(Some records)
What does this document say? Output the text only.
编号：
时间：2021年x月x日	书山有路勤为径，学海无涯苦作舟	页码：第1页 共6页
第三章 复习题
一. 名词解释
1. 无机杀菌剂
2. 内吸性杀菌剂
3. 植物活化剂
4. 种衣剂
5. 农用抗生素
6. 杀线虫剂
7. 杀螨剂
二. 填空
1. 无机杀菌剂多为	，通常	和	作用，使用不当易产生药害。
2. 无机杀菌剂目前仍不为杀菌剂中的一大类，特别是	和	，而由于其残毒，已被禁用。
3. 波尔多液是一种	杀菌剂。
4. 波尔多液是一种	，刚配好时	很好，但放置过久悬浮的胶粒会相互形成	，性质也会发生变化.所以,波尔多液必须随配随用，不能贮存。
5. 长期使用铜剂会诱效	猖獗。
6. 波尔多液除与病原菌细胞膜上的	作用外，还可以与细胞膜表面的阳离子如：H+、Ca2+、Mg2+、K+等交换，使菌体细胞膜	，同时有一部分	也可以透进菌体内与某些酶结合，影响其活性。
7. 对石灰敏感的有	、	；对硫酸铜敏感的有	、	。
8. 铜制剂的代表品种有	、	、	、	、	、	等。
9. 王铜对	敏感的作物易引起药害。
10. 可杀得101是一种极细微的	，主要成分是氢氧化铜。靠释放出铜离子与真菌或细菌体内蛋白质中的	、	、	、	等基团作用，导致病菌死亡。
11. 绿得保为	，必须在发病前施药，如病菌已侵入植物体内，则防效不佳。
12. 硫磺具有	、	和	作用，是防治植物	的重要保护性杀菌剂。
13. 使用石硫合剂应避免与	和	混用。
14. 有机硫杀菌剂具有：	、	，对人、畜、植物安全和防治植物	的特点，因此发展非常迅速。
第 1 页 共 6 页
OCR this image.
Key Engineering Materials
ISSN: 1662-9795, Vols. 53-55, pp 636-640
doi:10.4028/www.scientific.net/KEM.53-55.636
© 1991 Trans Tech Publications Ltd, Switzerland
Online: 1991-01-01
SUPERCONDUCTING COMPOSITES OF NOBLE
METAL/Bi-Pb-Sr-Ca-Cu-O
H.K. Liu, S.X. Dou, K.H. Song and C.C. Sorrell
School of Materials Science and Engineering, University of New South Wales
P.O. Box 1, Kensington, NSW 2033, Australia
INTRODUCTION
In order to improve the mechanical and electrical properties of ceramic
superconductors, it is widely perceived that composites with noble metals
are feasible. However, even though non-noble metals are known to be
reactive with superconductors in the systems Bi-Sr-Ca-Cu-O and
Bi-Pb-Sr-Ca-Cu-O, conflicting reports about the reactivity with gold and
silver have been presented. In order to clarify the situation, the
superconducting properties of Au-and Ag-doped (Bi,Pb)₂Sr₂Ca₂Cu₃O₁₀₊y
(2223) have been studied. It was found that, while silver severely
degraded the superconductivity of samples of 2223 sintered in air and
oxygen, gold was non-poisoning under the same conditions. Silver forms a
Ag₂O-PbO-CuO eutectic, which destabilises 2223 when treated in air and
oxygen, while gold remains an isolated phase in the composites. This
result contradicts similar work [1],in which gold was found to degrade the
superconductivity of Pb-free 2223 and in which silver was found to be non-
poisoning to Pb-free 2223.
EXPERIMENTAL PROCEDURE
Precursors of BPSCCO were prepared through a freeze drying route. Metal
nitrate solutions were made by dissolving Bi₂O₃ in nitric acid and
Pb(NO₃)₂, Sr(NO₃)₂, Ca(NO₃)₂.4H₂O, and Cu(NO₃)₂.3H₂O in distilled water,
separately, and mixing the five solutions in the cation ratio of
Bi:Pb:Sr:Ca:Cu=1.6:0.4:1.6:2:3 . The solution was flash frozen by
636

_Stated problem_. Write out the whole listing again, exactly as it stands.

_Answer to the exercise_.
What does this document say? Output the text only.
编号：
时间：2021年x月x日	书山有路勤为径，学海无涯苦作舟	页码：第1页 共6页
第三章 复习题
一. 名词解释
1. 无机杀菌剂
2. 内吸性杀菌剂
3. 植物活化剂
4. 种衣剂
5. 农用抗生素
6. 杀线虫剂
7. 杀螨剂
二. 填空
1. 无机杀菌剂多为	，通常	和	作用，使用不当易产生药害。
2. 无机杀菌剂目前仍不为杀菌剂中的一大类，特别是	和	，而由于其残毒，已被禁用。
3. 波尔多液是一种	杀菌剂。
4. 波尔多液是一种	，刚配好时	很好，但放置过久悬浮的胶粒会相互形成	，性质也会发生变化.所以,波尔多液必须随配随用，不能贮存。
5. 长期使用铜剂会诱效	猖獗。
6. 波尔多液除与病原菌细胞膜上的	作用外，还可以与细胞膜表面的阳离子如：H+、Ca2+、Mg2+、K+等交换，使菌体细胞膜	，同时有一部分	也可以透进菌体内与某些酶结合，影响其活性。
7. 对石灰敏感的有	、	；对硫酸铜敏感的有	、	。
8. 铜制剂的代表品种有	、	、	、	、	、	等。
9. 王铜对	敏感的作物易引起药害。
10. 可杀得101是一种极细微的	，主要成分是氢氧化铜。靠释放出铜离子与真菌或细菌体内蛋白质中的	、	、	、	等基团作用，导致病菌死亡。
11. 绿得保为	，必须在发病前施药，如病菌已侵入植物体内，则防效不佳。
12. 硫磺具有	、	和	作用，是防治植物	的重要保护性杀菌剂。
13. 使用石硫合剂应避免与	和	混用。
14. 有机硫杀菌剂具有：	、	，对人、畜、植物安全和防治植物	的特点，因此发展非常迅速。
第 1 页 共 6 页
OCR this image.
Key Engineering Materials
ISSN: 1662-9795, Vols. 53-55, pp 636-640
doi:10.4028/www.scientific.net/KEM.53-55.636
© 1991 Trans Tech Publications Ltd, Switzerland
Online: 1991-01-01
SUPERCONDUCTING COMPOSITES OF NOBLE
METAL/Bi-Pb-Sr-Ca-Cu-O
H.K. Liu, S.X. Dou, K.H. Song and C.C. Sorrell
School of Materials Science and Engineering, University of New South Wales
P.O. Box 1, Kensington, NSW 2033, Australia
INTRODUCTION
In order to improve the mechanical and electrical properties of ceramic
superconductors, it is widely perceived that composites with noble metals
are feasible. However, even though non-noble metals are known to be
reactive with superconductors in the systems Bi-Sr-Ca-Cu-O and
Bi-Pb-Sr-Ca-Cu-O, conflicting reports about the reactivity with gold and
silver have been presented. In order to clarify the situation, the
superconducting properties of Au-and Ag-doped (Bi,Pb)₂Sr₂Ca₂Cu₃O₁₀₊y
(2223) have been studied. It was found that, while silver severely
degraded the superconductivity of samples of 2223 sintered in air and
oxygen, gold was non-poisoning under the same conditions. Silver forms a
Ag₂O-PbO-CuO eutectic, which destabilises 2223 when treated in air and
oxygen, while gold remains an isolated phase in the composites. This
result contradicts similar work [1],in which gold was found to degrade the
superconductivity of Pb-free 2223 and in which silver was found to be non-
poisoning to Pb-free 2223.
EXPERIMENTAL PROCEDURE
Precursors of BPSCCO were prepared through a freeze drying route. Metal
nitrate solutions were made by dissolving Bi₂O₃ in nitric acid and
Pb(NO₃)₂, Sr(NO₃)₂, Ca(NO₃)₂.4H₂O, and Cu(NO₃)₂.3H₂O in distilled water,
separately, and mixing the five solutions in the cation ratio of
Bi:Pb:Sr:Ca:Cu=1.6:0.4:1.6:2:3 . The solution was flash frozen by
636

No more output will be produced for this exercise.